• TEXT PROVIDED

RETROFIT DALL KIRKHAM 316 MM F 20 FROM Costruzioni Ottiche Zen

I’ve always been a keen Moon and planets observer, I started in 1980 with a Konus Alcor, a 114 mm Newton and then I replaced it with the glorious refractor Vixen 102M achromatic.

Then years later I bought a 150 mm f 10 oil-spaced apochromatic refractor from Zen, and a truss tube manufactured to specific requirements and then sold possibly because of a disagreement between the customer and the manufacturer who made the tube (the telescope was in Observatory). In fact the tube was really awful, when I first looked at it I nearly died. I remember that the diaphragms were cut with plumber’s tin snips, you can imagine the focuser and all the rest! Anyway, I accepted the offer knowing that I would have had to replace the truss tube but, twenty years later, I am satisfied owner of a fantastic apochromatic which has given me lots of enjoyment.

Living on a plain, far from lakes and mountains, the Seeing conditions are normally good enough for me to observe during most nights of the year and , for this reason, a couple of years ago I bought a 316 mm Dall Kirkham from Romano Zen with f 5 primary mirror and 6 mt focal length.

The tube is made of 3 mm thick calandered aluminium, whit 1350 mm length and 350 mm external diameter. Two rings, holding the breech and the secondary support, are positioned inside the tube at its two ends. The breech doesn’t have any cooling fan and there are only 15 mm between the tube and the boundary of the primary mirror.

The instrument was positioned in an outdoor shed however, because of the glass mass which could hardly achieve the thermostation and an inner turbulence, probably due to air columns inside the tube; I could only use it few nights a year.

The images supplied by this instrument are more wavering and less sharp than those of the refractor even during nights with a good Seeing. Although it is true that the bigger the telescope the more sensitive it is to the atmospheric turbulence which removes easily attainable details, the turbulence itself shouldn’t conceal details that even a smaller sized telescope would be able to achieve in similar conditions.

The questions was complicated and I didn’t know what I could do. During a web search I accidentally found the NortheK website, a company producing optics, mechanics and composite materials in the astronomic field, which I’d never heard of before in any of the various forums or astronomic magazines. After reading carefully all the technical topics discussed in their website I realized that I could have possibly found an answer to my problem. So, I called Massimo Boetto, technical advisor of the Maxproject Team, and since then we started a cooperation that became a friendship with both Massimo and his brother Mauro (high precision engineering designer).

They suggested assembling my Dall Kirkham optics with the truss tube UnitorK 35 and replacing the secondary mirror’ support (which was glued to the tube) with the model AxyS A1.

• EXERCISE TASKS
**A.** In the telescope retrofit text, which truss tube was suggested for the Dall Kirkham optics?
**B.** Print the telescope retrofit text from "Living on a" up to and including "nights a year.".

• SOURCE EXCERPT
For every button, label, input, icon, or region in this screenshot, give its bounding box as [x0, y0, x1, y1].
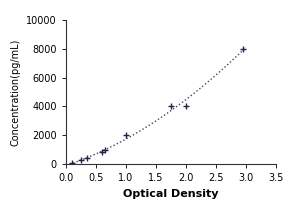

• TASK-BY-TASK RESULTS
**A.** The UnitorK 35.

**B.**
Living on a plain, far from lakes and mountains, the Seeing conditions are normally good enough for me to observe during most nights of the year and , for this reason, a couple of years ago I bought a 316 mm Dall Kirkham from Romano Zen with f 5 primary mirror and 6 mt focal length.

The tube is made of 3 mm thick calandered aluminium, whit 1350 mm length and 350 mm external diameter. Two rings, holding the breech and the secondary support, are positioned inside the tube at its two ends. The breech doesn’t have any cooling fan and there are only 15 mm between the tube and the boundary of the primary mirror.

The instrument was positioned in an outdoor shed however, because of the glass mass which could hardly achieve the thermostation and an inner turbulence, probably due to air columns inside the tube; I could only use it few nights a year.